Material provided:

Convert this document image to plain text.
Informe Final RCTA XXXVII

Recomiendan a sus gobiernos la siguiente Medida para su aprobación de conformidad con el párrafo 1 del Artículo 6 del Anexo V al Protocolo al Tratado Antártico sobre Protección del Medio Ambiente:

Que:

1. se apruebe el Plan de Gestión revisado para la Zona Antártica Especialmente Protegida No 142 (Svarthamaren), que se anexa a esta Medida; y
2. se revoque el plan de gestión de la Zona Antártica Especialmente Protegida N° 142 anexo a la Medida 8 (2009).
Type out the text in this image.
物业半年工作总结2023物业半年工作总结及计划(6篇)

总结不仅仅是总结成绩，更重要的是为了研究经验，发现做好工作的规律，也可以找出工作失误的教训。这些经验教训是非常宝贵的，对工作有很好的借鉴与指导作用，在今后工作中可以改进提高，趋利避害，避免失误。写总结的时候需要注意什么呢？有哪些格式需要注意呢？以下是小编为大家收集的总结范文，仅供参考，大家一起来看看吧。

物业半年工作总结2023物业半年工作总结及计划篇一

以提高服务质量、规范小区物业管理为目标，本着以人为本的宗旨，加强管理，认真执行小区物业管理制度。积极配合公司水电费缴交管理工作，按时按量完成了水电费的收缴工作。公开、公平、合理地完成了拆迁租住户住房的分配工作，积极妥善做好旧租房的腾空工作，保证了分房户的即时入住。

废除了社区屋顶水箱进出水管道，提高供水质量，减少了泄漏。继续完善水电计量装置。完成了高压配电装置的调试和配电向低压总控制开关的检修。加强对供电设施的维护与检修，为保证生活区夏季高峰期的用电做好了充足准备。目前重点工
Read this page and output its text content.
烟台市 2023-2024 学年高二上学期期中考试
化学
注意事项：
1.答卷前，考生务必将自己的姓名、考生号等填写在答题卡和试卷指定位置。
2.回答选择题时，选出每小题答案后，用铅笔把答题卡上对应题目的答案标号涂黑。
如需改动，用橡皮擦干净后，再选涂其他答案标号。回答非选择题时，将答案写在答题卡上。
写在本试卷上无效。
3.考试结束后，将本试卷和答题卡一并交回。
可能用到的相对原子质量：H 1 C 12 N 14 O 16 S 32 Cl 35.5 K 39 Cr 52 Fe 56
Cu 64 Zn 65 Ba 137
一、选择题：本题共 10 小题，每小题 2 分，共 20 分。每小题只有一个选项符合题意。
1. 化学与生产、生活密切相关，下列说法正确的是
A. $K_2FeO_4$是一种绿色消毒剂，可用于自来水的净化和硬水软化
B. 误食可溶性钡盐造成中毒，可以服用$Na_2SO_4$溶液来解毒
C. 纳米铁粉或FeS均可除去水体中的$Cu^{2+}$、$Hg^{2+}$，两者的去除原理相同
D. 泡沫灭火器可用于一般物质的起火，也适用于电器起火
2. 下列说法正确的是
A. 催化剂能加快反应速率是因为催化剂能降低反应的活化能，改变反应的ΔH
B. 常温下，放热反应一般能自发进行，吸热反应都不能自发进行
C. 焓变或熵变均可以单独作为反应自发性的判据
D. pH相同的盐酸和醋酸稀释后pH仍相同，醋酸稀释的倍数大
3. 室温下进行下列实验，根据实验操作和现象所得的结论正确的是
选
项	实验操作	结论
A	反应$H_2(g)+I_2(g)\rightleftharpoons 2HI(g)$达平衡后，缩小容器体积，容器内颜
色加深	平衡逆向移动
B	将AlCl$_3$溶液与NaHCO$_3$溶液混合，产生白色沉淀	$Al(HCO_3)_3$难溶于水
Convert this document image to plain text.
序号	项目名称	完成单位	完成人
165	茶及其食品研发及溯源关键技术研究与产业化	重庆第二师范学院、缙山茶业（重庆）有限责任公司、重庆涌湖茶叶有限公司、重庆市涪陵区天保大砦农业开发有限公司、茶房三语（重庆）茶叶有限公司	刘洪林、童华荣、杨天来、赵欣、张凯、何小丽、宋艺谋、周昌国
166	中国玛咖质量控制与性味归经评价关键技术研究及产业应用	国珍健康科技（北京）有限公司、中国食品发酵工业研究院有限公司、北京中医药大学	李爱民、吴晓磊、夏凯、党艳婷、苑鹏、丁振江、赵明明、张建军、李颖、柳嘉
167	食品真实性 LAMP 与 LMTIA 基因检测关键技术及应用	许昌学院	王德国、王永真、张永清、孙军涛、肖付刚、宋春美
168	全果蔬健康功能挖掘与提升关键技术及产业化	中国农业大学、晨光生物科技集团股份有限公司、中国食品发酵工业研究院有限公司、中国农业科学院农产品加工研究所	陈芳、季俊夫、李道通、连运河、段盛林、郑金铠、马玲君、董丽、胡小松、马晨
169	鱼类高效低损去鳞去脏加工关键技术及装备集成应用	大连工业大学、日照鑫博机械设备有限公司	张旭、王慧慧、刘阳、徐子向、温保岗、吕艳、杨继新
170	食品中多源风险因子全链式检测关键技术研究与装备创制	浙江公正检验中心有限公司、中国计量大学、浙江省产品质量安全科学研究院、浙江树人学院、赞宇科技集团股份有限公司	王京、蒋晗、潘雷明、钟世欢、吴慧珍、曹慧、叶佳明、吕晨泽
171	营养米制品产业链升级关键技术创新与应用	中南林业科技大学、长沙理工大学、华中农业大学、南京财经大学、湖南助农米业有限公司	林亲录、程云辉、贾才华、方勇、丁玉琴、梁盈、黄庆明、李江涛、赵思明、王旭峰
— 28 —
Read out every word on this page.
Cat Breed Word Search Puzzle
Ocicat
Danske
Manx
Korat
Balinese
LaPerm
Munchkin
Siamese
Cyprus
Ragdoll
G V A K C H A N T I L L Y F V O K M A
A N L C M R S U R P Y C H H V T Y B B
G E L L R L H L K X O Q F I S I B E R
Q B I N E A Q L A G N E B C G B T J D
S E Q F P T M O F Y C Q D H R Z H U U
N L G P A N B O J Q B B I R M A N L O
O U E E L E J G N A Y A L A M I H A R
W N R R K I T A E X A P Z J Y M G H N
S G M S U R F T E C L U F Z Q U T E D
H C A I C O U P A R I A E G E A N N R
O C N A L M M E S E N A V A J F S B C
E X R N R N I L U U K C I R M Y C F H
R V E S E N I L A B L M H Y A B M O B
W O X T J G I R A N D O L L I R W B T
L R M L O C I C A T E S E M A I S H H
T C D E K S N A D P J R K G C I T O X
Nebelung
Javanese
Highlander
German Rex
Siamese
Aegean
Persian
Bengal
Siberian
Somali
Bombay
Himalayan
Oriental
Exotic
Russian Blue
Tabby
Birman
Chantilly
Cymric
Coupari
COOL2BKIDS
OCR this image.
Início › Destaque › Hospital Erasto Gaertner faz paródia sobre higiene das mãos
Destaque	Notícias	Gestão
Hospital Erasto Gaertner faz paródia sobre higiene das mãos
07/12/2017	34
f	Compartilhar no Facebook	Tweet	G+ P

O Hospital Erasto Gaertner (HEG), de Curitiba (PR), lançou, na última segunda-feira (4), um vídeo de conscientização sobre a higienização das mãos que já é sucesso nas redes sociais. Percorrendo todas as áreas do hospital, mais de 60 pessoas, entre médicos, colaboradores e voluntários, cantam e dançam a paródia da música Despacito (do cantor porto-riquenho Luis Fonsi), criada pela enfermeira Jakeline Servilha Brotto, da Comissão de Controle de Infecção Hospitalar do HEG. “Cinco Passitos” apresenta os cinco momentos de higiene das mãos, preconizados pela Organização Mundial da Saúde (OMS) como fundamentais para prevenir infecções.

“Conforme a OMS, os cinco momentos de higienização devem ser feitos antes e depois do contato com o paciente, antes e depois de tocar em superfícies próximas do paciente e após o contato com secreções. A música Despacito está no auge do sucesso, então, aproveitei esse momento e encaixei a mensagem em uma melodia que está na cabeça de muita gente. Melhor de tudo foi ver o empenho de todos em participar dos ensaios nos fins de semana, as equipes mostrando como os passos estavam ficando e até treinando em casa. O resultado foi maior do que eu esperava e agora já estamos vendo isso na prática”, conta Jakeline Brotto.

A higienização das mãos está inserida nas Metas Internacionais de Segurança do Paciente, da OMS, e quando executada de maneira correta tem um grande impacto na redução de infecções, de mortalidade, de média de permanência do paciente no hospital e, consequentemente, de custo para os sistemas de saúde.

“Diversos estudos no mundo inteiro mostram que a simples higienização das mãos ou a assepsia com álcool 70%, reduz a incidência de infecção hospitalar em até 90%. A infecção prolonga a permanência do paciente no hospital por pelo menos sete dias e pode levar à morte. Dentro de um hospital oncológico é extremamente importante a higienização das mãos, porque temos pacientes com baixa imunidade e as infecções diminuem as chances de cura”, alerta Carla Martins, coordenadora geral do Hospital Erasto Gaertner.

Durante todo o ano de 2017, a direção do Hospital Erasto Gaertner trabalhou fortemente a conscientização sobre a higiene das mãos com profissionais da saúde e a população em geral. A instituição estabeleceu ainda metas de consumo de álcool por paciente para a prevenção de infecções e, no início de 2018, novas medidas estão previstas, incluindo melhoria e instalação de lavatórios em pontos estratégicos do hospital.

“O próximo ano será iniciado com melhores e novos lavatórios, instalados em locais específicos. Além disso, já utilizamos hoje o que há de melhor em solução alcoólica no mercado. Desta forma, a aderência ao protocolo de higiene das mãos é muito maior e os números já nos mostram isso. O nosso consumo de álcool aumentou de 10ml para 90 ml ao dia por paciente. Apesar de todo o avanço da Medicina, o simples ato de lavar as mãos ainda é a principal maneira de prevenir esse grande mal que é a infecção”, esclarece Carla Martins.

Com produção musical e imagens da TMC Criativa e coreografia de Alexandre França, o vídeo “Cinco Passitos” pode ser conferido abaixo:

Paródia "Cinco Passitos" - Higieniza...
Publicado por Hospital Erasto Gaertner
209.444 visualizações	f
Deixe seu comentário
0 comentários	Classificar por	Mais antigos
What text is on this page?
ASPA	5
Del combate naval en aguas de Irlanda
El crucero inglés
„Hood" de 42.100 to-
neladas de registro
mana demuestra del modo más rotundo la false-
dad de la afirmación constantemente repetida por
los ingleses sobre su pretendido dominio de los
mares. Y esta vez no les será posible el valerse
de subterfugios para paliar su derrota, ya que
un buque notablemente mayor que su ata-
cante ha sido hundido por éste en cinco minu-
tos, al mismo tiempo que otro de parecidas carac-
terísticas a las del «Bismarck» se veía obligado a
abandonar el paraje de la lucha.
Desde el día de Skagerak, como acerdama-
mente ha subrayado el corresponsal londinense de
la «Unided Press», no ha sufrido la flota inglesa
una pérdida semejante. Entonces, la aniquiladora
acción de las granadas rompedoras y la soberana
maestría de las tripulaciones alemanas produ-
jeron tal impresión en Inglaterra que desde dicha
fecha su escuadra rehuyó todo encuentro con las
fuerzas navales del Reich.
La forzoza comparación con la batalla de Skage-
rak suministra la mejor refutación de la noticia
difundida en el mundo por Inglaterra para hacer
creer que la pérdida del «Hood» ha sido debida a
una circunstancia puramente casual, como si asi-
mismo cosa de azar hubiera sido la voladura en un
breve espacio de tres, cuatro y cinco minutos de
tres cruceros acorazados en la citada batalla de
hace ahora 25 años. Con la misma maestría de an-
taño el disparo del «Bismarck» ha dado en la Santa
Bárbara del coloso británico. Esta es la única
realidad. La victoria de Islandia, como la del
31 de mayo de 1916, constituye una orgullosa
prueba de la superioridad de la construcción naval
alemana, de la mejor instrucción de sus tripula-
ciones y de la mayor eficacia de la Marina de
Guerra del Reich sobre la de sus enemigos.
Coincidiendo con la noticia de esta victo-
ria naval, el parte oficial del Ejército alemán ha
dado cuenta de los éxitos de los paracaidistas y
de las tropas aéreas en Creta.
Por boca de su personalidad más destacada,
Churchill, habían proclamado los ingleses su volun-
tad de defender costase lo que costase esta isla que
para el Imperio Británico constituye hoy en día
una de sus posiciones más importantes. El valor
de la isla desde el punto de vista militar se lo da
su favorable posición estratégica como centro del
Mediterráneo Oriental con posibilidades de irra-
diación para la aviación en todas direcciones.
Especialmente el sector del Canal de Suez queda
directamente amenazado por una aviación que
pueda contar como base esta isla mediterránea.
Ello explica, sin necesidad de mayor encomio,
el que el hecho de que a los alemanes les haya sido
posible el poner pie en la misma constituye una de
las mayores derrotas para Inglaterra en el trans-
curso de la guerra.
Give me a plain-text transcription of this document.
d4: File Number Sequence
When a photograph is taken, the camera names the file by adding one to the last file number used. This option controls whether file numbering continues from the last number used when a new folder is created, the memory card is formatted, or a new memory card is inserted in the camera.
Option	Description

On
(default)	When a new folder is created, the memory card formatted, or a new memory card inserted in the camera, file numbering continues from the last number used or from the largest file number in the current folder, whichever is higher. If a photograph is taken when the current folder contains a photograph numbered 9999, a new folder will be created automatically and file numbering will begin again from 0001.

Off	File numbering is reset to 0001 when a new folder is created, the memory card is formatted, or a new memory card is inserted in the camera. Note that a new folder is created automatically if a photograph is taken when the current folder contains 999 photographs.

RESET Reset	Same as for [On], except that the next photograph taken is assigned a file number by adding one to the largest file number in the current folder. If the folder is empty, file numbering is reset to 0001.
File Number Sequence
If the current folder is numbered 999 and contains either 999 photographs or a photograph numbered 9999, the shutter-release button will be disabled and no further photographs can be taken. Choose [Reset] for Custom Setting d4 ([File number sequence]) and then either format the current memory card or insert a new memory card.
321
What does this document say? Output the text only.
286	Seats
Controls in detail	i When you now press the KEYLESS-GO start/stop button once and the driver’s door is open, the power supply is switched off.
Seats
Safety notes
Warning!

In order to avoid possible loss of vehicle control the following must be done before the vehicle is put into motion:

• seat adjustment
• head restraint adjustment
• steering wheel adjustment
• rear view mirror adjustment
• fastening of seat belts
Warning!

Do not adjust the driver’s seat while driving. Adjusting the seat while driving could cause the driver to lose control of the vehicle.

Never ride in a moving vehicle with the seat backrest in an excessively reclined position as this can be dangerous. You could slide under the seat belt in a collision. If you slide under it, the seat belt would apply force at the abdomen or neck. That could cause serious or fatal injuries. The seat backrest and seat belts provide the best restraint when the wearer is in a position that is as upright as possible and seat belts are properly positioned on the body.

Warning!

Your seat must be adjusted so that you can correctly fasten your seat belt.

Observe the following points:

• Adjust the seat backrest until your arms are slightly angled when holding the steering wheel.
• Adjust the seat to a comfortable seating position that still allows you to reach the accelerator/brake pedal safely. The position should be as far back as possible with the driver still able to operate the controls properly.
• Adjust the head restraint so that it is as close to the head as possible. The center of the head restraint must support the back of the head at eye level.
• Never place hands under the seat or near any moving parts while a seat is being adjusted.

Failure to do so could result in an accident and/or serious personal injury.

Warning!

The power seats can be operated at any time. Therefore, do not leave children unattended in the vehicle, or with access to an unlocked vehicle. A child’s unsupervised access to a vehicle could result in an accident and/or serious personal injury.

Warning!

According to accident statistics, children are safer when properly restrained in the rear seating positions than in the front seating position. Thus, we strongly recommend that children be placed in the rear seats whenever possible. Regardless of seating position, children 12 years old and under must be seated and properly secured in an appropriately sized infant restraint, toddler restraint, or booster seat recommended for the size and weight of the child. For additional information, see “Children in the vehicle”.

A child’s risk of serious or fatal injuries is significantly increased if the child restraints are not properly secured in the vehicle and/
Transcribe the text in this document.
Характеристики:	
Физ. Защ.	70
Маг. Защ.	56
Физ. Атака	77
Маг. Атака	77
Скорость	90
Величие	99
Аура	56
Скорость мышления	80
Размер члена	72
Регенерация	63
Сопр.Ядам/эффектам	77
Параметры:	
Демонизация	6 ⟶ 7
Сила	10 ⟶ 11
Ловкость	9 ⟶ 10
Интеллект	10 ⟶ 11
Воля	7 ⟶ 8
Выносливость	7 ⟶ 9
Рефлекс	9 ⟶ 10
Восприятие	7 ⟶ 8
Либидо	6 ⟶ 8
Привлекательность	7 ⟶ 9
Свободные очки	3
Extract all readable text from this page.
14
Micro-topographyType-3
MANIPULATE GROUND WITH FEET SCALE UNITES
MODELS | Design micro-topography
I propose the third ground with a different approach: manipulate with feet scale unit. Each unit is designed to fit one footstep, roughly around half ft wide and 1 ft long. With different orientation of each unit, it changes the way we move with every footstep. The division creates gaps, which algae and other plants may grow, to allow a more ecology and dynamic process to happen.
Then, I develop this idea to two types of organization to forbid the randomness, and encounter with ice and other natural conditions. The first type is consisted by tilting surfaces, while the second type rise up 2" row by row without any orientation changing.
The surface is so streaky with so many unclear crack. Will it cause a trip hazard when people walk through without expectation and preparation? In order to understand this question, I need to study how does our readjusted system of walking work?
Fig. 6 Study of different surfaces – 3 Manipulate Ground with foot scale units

Problem to solve: Your answer should be a single number: how many lines of the material contain the word "What".

The reply: 2